§ **WRITTEN REQUEST**
Of all the lines in this data, how many include "name"? Respond with the number only.
----------------------------------------
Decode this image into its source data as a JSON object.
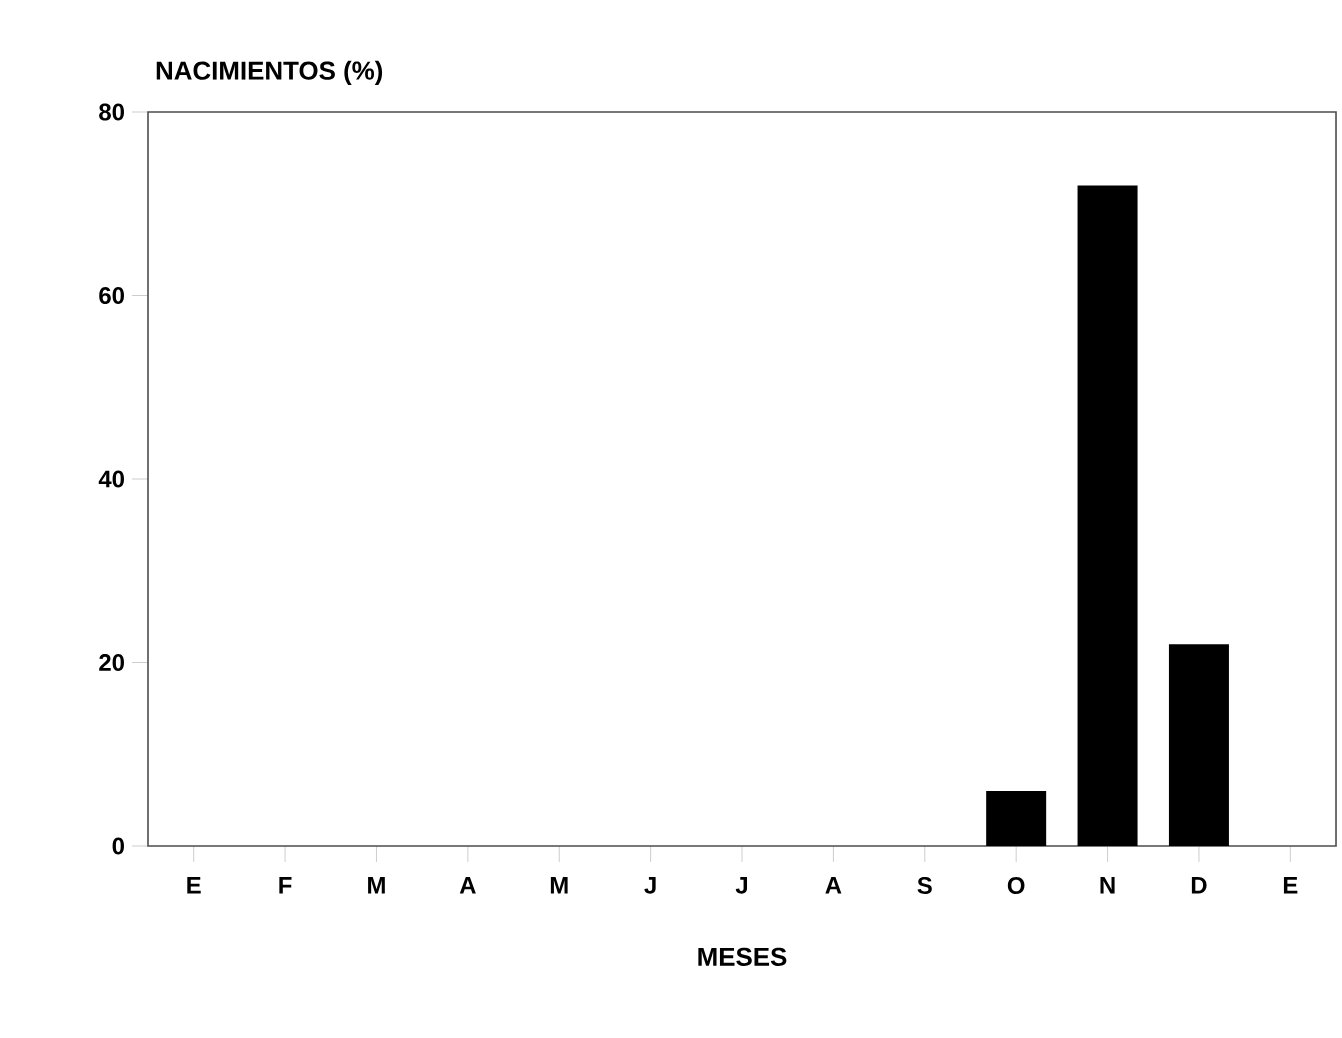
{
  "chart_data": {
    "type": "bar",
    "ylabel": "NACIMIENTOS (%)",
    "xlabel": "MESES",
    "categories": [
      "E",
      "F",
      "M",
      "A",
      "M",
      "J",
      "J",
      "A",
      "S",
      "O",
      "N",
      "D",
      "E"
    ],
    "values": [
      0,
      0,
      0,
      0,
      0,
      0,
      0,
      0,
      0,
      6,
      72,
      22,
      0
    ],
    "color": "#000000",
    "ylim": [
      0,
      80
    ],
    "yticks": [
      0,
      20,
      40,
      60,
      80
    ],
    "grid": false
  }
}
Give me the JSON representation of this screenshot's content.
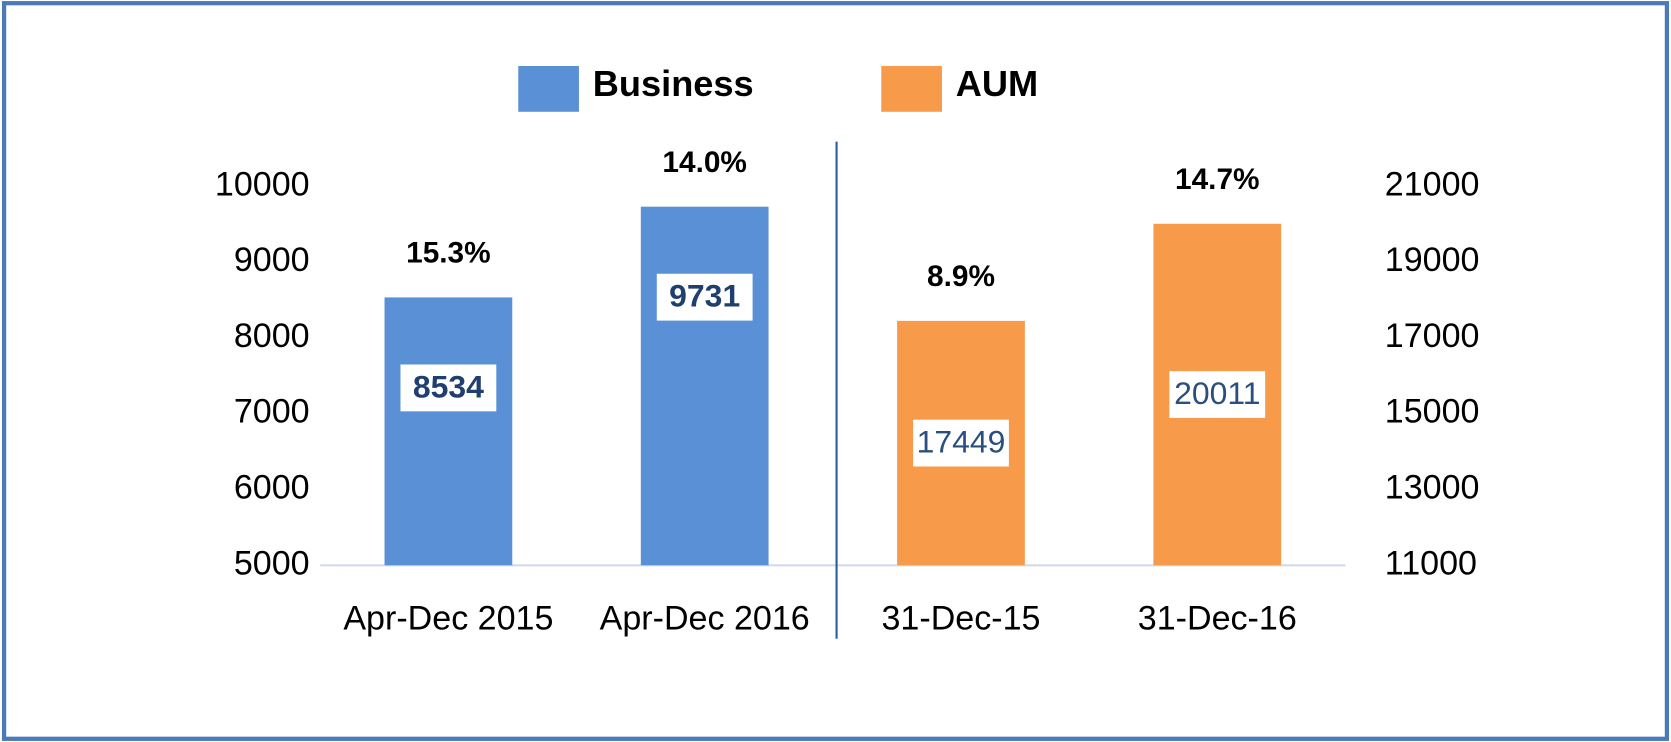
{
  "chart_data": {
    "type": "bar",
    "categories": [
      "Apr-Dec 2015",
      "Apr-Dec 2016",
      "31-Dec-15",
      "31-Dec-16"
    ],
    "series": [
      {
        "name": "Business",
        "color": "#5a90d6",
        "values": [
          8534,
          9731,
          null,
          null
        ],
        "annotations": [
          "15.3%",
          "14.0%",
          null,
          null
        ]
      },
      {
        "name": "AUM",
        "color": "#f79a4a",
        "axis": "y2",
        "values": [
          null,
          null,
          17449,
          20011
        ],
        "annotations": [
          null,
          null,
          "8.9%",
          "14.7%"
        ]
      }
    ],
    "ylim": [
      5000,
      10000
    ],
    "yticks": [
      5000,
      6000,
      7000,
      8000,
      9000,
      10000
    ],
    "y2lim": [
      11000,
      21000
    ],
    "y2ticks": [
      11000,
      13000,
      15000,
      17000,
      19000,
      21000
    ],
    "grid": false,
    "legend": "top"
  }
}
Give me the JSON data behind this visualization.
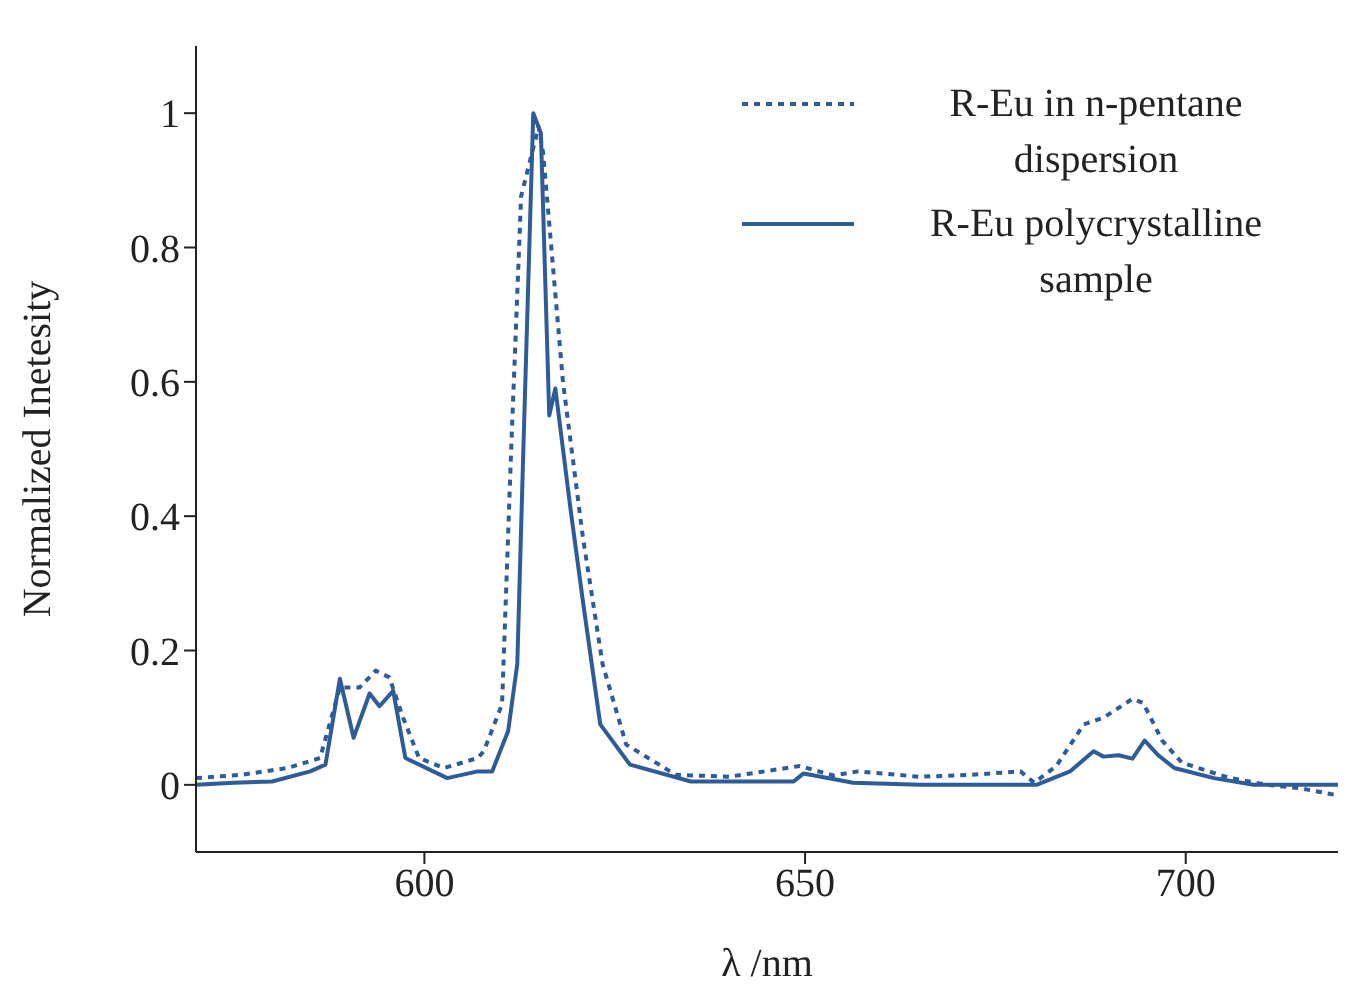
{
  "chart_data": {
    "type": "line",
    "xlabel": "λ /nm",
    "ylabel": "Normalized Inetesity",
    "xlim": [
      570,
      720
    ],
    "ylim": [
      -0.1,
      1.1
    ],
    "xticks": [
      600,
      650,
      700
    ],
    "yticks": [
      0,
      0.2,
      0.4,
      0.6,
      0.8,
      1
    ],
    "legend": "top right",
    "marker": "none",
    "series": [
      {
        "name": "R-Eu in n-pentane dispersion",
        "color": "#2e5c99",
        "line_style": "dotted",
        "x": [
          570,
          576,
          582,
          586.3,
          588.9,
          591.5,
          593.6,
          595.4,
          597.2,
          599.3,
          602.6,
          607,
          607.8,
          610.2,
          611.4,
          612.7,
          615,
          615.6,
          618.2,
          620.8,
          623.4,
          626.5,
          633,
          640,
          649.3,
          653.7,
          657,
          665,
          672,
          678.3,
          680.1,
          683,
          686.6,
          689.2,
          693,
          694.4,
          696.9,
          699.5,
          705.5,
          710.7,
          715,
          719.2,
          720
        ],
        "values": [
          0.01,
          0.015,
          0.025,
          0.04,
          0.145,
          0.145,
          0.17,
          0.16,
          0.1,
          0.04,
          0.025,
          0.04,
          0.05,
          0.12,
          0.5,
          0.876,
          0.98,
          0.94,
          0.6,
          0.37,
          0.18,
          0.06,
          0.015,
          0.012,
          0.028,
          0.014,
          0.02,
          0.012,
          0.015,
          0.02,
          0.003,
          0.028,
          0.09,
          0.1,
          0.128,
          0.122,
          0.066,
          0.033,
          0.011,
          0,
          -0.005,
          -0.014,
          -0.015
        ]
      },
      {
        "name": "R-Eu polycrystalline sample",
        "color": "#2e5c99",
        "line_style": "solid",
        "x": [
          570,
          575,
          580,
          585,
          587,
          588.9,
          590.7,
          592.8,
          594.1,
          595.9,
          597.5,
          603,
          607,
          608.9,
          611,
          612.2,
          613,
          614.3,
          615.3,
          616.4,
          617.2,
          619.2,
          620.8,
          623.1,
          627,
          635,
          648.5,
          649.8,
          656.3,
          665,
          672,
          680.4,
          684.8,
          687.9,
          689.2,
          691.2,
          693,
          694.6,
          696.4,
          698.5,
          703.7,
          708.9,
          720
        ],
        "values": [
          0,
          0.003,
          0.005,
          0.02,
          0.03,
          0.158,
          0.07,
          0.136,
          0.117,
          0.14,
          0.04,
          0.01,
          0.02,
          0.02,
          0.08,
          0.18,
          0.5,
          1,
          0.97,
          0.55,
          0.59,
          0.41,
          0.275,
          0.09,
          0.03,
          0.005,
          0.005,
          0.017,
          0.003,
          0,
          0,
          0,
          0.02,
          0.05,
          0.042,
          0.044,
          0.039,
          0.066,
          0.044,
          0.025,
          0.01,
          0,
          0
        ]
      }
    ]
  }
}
----------------------------------------
§ **RESPONSE BELOW**
4